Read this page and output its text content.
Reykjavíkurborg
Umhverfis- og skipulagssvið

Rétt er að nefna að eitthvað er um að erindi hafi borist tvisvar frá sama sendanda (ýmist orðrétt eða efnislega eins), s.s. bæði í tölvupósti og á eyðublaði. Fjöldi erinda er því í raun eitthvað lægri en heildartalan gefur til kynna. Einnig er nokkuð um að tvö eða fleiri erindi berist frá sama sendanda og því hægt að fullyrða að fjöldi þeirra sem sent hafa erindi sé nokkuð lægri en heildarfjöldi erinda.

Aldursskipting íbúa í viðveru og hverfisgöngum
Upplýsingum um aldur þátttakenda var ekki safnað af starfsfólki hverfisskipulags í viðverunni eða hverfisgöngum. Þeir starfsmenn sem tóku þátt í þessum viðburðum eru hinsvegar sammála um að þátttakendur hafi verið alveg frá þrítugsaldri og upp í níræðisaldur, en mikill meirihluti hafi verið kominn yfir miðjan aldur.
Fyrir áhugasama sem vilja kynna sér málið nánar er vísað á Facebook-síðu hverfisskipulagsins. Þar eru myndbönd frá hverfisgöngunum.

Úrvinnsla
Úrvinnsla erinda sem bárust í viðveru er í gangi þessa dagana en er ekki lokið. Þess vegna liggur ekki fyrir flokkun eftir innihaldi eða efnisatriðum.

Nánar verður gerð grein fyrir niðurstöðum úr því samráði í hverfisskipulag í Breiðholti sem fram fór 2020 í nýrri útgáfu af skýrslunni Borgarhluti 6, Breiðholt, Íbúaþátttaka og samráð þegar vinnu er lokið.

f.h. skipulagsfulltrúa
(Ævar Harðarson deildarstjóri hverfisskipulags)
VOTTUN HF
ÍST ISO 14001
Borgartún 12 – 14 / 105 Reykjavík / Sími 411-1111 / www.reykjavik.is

___

Write out every record, exactly as written.

Read this page and output its text content.
Reykjavíkurborg
Umhverfis- og skipulagssvið

Rétt er að nefna að eitthvað er um að erindi hafi borist tvisvar frá sama sendanda (ýmist orðrétt eða efnislega eins), s.s. bæði í tölvupósti og á eyðublaði. Fjöldi erinda er því í raun eitthvað lægri en heildartalan gefur til kynna. Einnig er nokkuð um að tvö eða fleiri erindi berist frá sama sendanda og því hægt að fullyrða að fjöldi þeirra sem sent hafa erindi sé nokkuð lægri en heildarfjöldi erinda.

Aldursskipting íbúa í viðveru og hverfisgöngum
Upplýsingum um aldur þátttakenda var ekki safnað af starfsfólki hverfisskipulags í viðverunni eða hverfisgöngum. Þeir starfsmenn sem tóku þátt í þessum viðburðum eru hinsvegar sammála um að þátttakendur hafi verið alveg frá þrítugsaldri og upp í níræðisaldur, en mikill meirihluti hafi verið kominn yfir miðjan aldur.
Fyrir áhugasama sem vilja kynna sér málið nánar er vísað á Facebook-síðu hverfisskipulagsins. Þar eru myndbönd frá hverfisgöngunum.

Úrvinnsla
Úrvinnsla erinda sem bárust í viðveru er í gangi þessa dagana en er ekki lokið. Þess vegna liggur ekki fyrir flokkun eftir innihaldi eða efnisatriðum.

Nánar verður gerð grein fyrir niðurstöðum úr því samráði í hverfisskipulag í Breiðholti sem fram fór 2020 í nýrri útgáfu af skýrslunni Borgarhluti 6, Breiðholt, Íbúaþátttaka og samráð þegar vinnu er lokið.

f.h. skipulagsfulltrúa
(Ævar Harðarson deildarstjóri hverfisskipulags)
VOTTUN HF
ÍST ISO 14001
Borgartún 12 – 14 / 105 Reykjavík / Sími 411-1111 / www.reykjavik.is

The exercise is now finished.